§ Vorgegebener Text:
# # # #
Hiltruper Landwirtschaftsverlag investiert sechs Millionen Euro

Der Landwirtschaftsverlag setzt weiter auf Expansion. Für sechs Millionen Euro wird daher ein neues Bürogebäude am Standort Hülsebrockstraße errichtet. Auf fünf Etagen wird Raum für 90 bis 100 Arbeitsplätze geschaffen.

Einen kleinen Nachteil hat das Bauvorhaben jedoch: Es wird weder von der Hülsebrockstraße noch vom Osttor aus sichtbar sein.
# # # #
§ Vorliegende Zeilen:
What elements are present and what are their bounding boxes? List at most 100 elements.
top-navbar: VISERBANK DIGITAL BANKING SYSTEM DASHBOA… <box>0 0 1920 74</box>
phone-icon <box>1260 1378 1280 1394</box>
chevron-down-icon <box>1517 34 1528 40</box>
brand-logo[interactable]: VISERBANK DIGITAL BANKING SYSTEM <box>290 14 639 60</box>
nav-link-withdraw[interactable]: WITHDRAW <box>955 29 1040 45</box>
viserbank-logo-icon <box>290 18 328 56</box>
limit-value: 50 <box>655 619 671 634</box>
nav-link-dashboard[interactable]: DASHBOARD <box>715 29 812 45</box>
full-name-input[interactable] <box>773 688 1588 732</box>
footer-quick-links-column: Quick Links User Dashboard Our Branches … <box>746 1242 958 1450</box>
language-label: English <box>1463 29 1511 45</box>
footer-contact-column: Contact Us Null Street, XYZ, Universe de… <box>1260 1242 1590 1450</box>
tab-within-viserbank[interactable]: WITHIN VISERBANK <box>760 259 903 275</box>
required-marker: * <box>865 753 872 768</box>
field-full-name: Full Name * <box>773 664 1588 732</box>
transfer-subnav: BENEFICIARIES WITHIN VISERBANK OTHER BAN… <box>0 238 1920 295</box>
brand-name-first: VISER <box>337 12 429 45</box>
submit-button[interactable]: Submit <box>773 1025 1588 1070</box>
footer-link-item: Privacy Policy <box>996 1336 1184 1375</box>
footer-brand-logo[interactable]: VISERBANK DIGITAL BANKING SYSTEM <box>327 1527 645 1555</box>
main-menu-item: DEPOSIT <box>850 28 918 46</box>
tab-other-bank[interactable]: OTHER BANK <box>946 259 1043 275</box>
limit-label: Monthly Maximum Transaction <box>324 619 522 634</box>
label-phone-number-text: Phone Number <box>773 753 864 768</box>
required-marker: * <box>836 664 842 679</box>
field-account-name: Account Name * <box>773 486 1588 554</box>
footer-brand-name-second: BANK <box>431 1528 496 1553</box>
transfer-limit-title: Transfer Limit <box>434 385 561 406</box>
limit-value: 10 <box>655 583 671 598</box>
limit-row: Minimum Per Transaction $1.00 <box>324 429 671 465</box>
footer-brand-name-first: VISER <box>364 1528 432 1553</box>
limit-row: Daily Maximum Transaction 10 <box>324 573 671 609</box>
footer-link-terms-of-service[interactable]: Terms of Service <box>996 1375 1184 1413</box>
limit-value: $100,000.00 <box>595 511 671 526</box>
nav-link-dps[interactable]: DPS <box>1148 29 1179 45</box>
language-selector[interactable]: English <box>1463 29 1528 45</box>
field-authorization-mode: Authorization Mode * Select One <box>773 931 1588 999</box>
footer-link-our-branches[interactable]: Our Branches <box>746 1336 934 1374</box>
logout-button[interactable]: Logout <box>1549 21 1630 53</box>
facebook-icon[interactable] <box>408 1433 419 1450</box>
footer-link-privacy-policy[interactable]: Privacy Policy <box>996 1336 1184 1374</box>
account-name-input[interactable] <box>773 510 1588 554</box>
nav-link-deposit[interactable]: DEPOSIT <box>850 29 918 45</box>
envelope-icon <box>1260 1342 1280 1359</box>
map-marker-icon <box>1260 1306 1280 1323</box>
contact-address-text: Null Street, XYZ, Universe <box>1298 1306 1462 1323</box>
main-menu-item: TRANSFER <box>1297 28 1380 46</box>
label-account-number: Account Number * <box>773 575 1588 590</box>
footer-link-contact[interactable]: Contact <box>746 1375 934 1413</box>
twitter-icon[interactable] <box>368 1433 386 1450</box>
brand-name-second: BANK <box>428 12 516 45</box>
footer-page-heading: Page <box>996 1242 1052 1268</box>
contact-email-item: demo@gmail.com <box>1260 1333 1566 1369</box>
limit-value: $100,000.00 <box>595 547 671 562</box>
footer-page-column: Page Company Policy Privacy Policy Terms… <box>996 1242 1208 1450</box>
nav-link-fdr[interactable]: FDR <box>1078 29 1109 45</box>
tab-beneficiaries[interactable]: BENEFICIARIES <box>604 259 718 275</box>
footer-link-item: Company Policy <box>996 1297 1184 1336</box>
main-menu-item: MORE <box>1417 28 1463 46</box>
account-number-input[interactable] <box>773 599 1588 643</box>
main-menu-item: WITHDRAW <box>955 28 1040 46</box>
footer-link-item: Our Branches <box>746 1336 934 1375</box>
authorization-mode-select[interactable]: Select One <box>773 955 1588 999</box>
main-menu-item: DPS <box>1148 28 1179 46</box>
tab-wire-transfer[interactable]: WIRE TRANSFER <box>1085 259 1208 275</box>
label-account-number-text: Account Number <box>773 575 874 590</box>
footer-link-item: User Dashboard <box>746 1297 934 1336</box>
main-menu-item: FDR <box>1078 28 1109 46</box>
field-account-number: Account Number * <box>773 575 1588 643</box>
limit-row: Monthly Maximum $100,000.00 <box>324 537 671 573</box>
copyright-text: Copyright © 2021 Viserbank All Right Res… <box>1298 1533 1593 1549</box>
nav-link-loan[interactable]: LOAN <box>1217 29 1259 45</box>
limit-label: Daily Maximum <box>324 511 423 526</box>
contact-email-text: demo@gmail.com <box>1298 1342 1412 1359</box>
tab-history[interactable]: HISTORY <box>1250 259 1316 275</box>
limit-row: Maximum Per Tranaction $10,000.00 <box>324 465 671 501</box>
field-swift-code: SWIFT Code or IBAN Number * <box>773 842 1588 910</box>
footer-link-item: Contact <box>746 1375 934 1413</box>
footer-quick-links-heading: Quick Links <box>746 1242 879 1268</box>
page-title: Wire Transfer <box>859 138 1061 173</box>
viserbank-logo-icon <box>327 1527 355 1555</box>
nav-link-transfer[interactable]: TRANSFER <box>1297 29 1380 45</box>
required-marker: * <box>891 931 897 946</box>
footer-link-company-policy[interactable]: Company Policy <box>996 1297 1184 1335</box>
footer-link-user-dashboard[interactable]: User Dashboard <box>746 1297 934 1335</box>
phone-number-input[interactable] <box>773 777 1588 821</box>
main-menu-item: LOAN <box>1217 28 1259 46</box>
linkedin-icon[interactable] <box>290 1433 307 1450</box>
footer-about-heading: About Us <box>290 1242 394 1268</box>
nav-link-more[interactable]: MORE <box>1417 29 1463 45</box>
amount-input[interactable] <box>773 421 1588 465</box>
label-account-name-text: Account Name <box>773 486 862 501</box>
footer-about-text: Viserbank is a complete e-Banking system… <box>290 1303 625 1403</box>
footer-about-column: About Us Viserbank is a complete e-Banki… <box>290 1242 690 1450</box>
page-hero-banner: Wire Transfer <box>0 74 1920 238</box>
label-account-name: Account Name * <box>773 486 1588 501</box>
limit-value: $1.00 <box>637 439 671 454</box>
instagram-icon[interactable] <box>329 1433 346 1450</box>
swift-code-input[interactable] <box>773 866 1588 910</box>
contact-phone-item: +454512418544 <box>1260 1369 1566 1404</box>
# # # #
§ Aufgaben:
1. Gib den Absatz „Der Landwirtschaftsverlag setzt weiter auf Expansion“ aus dem Text über die Investition des Verlags als knappe Liste wieder.
2. Setze den Text über das neue Bürogebäude des Landwirtschaftsverlags im Anschluss an seinen letzten Satz fort.
Die Zeilen sind eigenständiges Material und gehören nicht zum Text.

§ Lösungen:
1.
- Der Landwirtschaftsverlag expandiert weiter.
- Er baut für sechs Millionen Euro ein neues Bürogebäude an der Hülsebrockstraße.
- Das Gebäude hat fünf Etagen.
- Es bietet Platz für 90 bis 100 Arbeitsplätze.

2.
Wenn man so will, betreibt der Verlag, in dem die erfolgreiche Zeitschrift „Landlust“ erscheint, eine Nachverdichtung auf dem eigenen Firmengelände. Platz wird durch den Abriss zweier eingeschossiger Gebäude geschaffen, die bis vor zwei Jahren von der damals hauseigenen Druckerei genutzt wurden. Von dem Druckgeschäft hat sich der Verlag getrennt. „Vergleichsweise spät“, wie Bernhard Hessling, der kaufmännische Leiter des Verlags, mit Blick auf die Trends in der Branche meint: „Druckereien gehören nicht mehr zum Kerngeschäft von Verlagen.“

Diesen Raum für Neues hat der Verlag seit zwei Jahren für den Logistikbereich genutzt. Nun steht der Abriss unmittelbar bevor. Nach den Plänen des Büros Peter Bastian Architekten soll bereits ab Oktober ein modernes Bürogebäude entstehen, das sich durch variable Funktionalität und vor allem durch große Transparenz von innen wie von außen auszeichnet. Lange und enge Flure wird es auch nicht geben. Stattdessen sind Aufenthaltsbereiche wie Sitzecken, kleine Teeküchen oder auch zentrale Technikeinheiten im Mittelteil vorgesehen.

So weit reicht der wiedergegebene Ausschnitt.